The problem » Below are some records. Copy every line in them that holds "ISBN".

>> Start Extracted data

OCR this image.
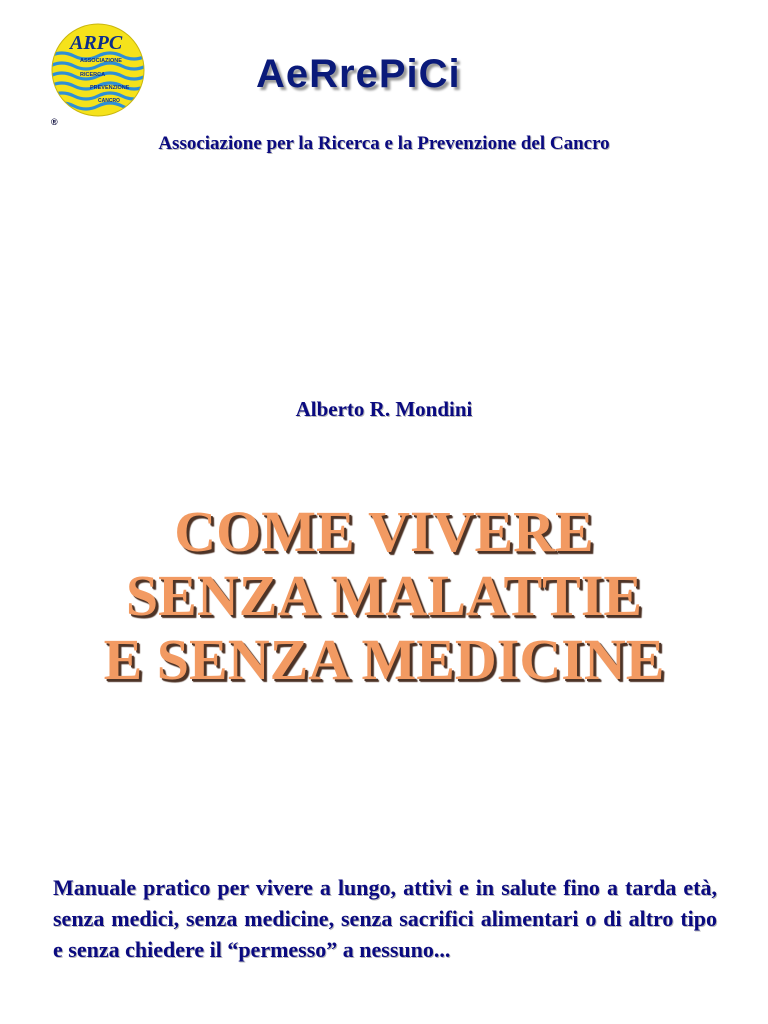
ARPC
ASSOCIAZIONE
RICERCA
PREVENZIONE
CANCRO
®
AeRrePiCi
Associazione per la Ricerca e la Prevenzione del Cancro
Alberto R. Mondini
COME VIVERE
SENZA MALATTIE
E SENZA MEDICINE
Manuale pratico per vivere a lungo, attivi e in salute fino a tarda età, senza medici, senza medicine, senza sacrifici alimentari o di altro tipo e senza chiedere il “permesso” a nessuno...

>> End Extracted data
>> Start Extracted data

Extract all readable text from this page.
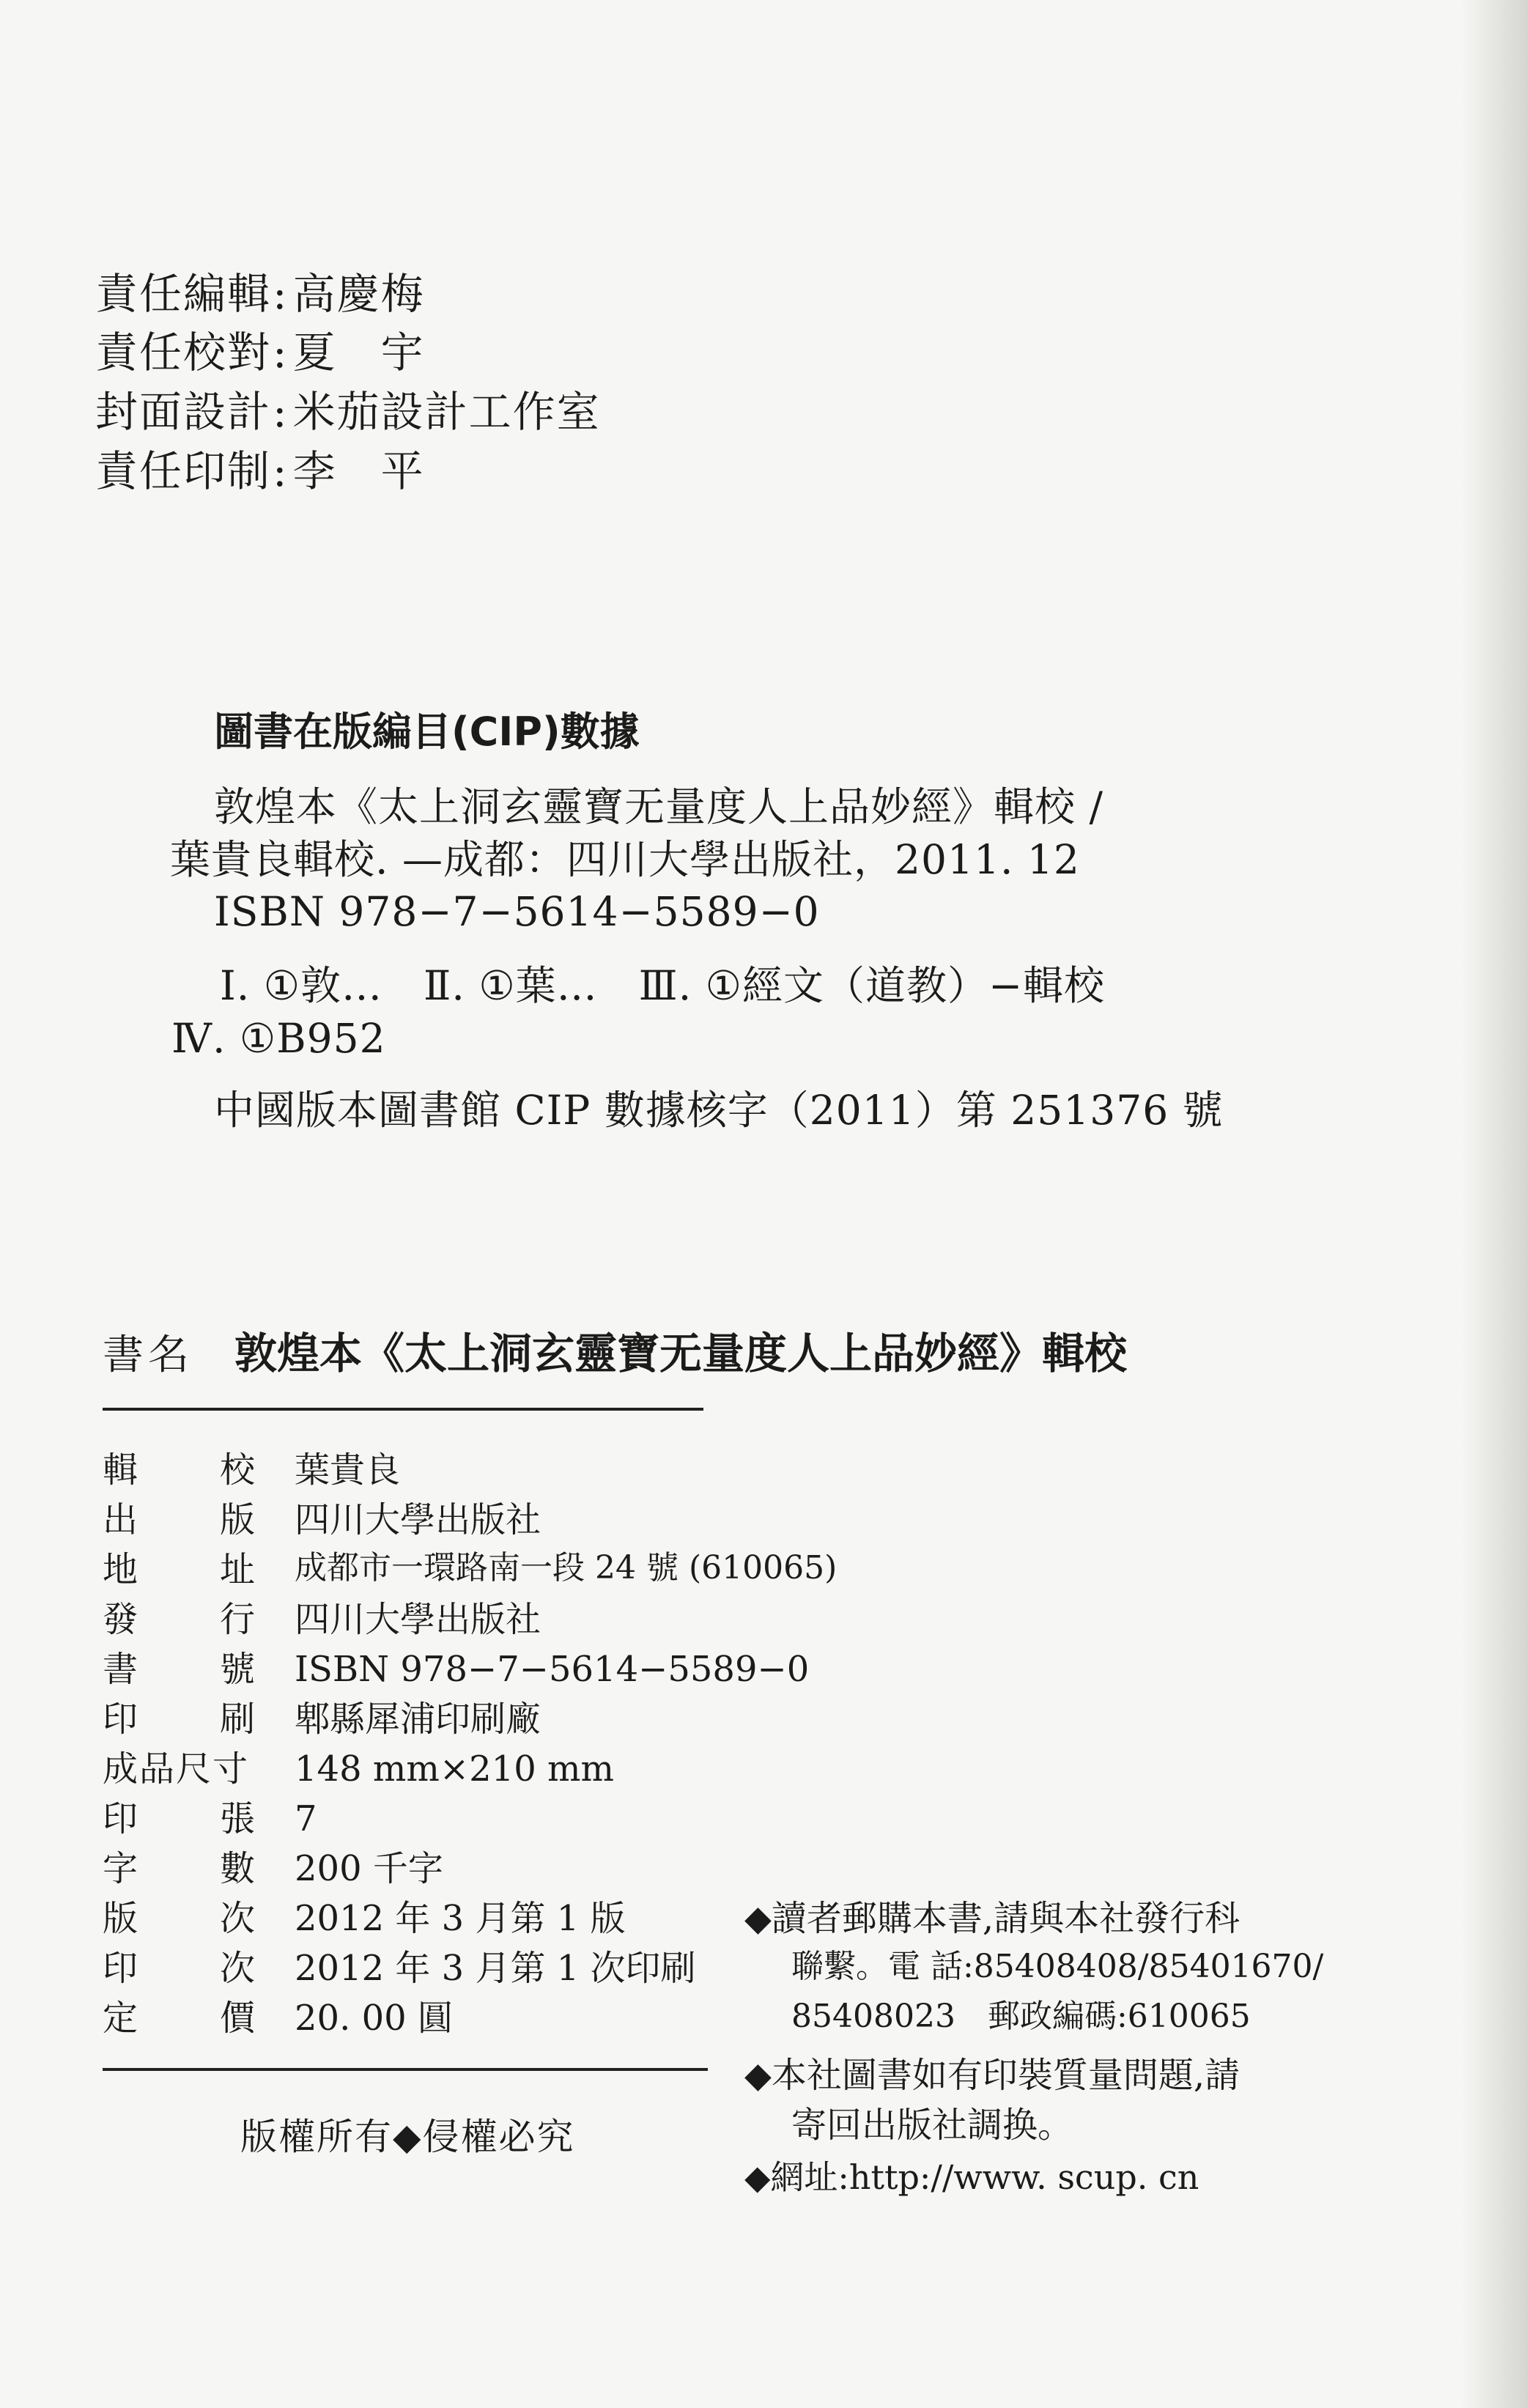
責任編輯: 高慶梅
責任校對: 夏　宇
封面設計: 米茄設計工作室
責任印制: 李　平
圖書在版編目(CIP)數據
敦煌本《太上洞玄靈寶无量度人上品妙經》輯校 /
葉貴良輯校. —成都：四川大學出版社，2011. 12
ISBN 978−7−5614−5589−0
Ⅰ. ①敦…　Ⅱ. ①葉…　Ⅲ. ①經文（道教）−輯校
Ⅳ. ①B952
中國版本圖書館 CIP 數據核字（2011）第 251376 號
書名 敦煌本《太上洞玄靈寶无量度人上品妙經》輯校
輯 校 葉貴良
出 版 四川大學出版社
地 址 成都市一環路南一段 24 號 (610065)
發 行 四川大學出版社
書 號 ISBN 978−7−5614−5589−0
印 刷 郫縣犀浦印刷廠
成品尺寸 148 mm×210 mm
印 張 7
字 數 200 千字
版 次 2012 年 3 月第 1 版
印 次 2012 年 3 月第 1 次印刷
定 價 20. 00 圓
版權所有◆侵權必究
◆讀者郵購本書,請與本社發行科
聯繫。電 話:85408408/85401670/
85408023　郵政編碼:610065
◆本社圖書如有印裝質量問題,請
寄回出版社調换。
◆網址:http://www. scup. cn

>> End Extracted data

Answer for the task »
ISBN 978−7−5614−5589−0
書 號 ISBN 978−7−5614−5589−0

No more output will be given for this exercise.